◆ EXERCISE DETAILS ◆
Transcribe all of the records precisely as they are presented.

◆ Lines of data ◆
---------------

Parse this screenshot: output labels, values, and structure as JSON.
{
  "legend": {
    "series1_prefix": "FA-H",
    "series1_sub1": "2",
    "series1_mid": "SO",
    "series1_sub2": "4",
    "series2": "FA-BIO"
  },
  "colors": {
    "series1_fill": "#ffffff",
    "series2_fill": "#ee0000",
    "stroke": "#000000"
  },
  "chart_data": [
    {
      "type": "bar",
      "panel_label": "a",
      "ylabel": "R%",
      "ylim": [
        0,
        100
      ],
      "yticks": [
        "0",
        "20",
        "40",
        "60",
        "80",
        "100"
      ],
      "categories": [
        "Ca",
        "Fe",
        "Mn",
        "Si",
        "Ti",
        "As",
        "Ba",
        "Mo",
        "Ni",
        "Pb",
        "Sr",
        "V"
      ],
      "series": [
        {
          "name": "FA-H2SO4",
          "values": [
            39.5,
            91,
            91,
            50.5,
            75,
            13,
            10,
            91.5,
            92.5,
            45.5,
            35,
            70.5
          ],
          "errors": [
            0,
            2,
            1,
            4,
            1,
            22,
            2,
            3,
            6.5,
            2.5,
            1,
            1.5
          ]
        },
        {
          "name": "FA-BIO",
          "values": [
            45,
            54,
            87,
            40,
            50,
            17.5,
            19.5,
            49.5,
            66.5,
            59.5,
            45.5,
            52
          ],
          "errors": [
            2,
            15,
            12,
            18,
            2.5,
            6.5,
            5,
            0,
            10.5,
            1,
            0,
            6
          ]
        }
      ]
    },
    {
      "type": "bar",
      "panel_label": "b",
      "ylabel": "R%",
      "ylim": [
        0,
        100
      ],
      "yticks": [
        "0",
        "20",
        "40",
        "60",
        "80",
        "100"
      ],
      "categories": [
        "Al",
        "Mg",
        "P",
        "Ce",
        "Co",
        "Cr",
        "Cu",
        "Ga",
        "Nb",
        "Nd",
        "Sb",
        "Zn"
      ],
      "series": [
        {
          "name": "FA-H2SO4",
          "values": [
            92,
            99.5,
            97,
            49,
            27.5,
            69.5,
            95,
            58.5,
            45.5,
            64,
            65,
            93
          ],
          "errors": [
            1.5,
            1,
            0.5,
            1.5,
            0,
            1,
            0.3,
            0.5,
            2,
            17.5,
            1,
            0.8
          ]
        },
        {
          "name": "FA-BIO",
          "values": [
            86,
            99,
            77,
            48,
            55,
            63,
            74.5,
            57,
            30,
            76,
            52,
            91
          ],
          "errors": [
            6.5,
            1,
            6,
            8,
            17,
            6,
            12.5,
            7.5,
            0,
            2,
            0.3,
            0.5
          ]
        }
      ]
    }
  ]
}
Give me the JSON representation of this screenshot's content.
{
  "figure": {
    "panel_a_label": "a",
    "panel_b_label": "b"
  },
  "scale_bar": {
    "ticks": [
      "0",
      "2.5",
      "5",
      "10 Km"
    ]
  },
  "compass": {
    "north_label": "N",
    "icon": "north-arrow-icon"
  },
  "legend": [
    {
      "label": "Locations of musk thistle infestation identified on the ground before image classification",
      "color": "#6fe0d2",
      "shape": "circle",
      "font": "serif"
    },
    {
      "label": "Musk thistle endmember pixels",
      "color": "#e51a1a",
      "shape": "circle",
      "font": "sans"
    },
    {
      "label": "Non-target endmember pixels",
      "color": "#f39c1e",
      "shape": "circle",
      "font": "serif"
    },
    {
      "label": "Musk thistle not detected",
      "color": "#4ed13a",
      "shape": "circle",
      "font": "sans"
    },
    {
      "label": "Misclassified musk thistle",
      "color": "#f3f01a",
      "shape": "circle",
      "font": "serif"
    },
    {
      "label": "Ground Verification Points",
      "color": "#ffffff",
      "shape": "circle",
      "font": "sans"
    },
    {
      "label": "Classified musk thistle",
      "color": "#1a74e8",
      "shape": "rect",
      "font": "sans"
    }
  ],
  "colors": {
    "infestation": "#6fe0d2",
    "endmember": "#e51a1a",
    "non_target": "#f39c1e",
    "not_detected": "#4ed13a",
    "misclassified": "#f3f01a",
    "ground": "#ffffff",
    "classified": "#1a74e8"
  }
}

---------------

◆ ANSWER BELOW ◆
Parse this screenshot: output labels, values, and structure as JSON.
{
  "legend": {
    "series1_prefix": "FA-H",
    "series1_sub1": "2",
    "series1_mid": "SO",
    "series1_sub2": "4",
    "series2": "FA-BIO"
  },
  "colors": {
    "series1_fill": "#ffffff",
    "series2_fill": "#ee0000",
    "stroke": "#000000"
  },
  "chart_data": [
    {
      "type": "bar",
      "panel_label": "a",
      "ylabel": "R%",
      "ylim": [
        0,
        100
      ],
      "yticks": [
        "0",
        "20",
        "40",
        "60",
        "80",
        "100"
      ],
      "categories": [
        "Ca",
        "Fe",
        "Mn",
        "Si",
        "Ti",
        "As",
        "Ba",
        "Mo",
        "Ni",
        "Pb",
        "Sr",
        "V"
      ],
      "series": [
        {
          "name": "FA-H2SO4",
          "values": [
            39.5,
            91,
            91,
            50.5,
            75,
            13,
            10,
            91.5,
            92.5,
            45.5,
            35,
            70.5
          ],
          "errors": [
            0,
            2,
            1,
            4,
            1,
            22,
            2,
            3,
            6.5,
            2.5,
            1,
            1.5
          ]
        },
        {
          "name": "FA-BIO",
          "values": [
            45,
            54,
            87,
            40,
            50,
            17.5,
            19.5,
            49.5,
            66.5,
            59.5,
            45.5,
            52
          ],
          "errors": [
            2,
            15,
            12,
            18,
            2.5,
            6.5,
            5,
            0,
            10.5,
            1,
            0,
            6
          ]
        }
      ]
    },
    {
      "type": "bar",
      "panel_label": "b",
      "ylabel": "R%",
      "ylim": [
        0,
        100
      ],
      "yticks": [
        "0",
        "20",
        "40",
        "60",
        "80",
        "100"
      ],
      "categories": [
        "Al",
        "Mg",
        "P",
        "Ce",
        "Co",
        "Cr",
        "Cu",
        "Ga",
        "Nb",
        "Nd",
        "Sb",
        "Zn"
      ],
      "series": [
        {
          "name": "FA-H2SO4",
          "values": [
            92,
            99.5,
            97,
            49,
            27.5,
            69.5,
            95,
            58.5,
            45.5,
            64,
            65,
            93
          ],
          "errors": [
            1.5,
            1,
            0.5,
            1.5,
            0,
            1,
            0.3,
            0.5,
            2,
            17.5,
            1,
            0.8
          ]
        },
        {
          "name": "FA-BIO",
          "values": [
            86,
            99,
            77,
            48,
            55,
            63,
            74.5,
            57,
            30,
            76,
            52,
            91
          ],
          "errors": [
            6.5,
            1,
            6,
            8,
            17,
            6,
            12.5,
            7.5,
            0,
            2,
            0.3,
            0.5
          ]
        }
      ]
    }
  ]
}
Give me the JSON representation of this screenshot's content.
{
  "figure": {
    "panel_a_label": "a",
    "panel_b_label": "b"
  },
  "scale_bar": {
    "ticks": [
      "0",
      "2.5",
      "5",
      "10 Km"
    ]
  },
  "compass": {
    "north_label": "N",
    "icon": "north-arrow-icon"
  },
  "legend": [
    {
      "label": "Locations of musk thistle infestation identified on the ground before image classification",
      "color": "#6fe0d2",
      "shape": "circle",
      "font": "serif"
    },
    {
      "label": "Musk thistle endmember pixels",
      "color": "#e51a1a",
      "shape": "circle",
      "font": "sans"
    },
    {
      "label": "Non-target endmember pixels",
      "color": "#f39c1e",
      "shape": "circle",
      "font": "serif"
    },
    {
      "label": "Musk thistle not detected",
      "color": "#4ed13a",
      "shape": "circle",
      "font": "sans"
    },
    {
      "label": "Misclassified musk thistle",
      "color": "#f3f01a",
      "shape": "circle",
      "font": "serif"
    },
    {
      "label": "Ground Verification Points",
      "color": "#ffffff",
      "shape": "circle",
      "font": "sans"
    },
    {
      "label": "Classified musk thistle",
      "color": "#1a74e8",
      "shape": "rect",
      "font": "sans"
    }
  ],
  "colors": {
    "infestation": "#6fe0d2",
    "endmember": "#e51a1a",
    "non_target": "#f39c1e",
    "not_detected": "#4ed13a",
    "misclassified": "#f3f01a",
    "ground": "#ffffff",
    "classified": "#1a74e8"
  }
}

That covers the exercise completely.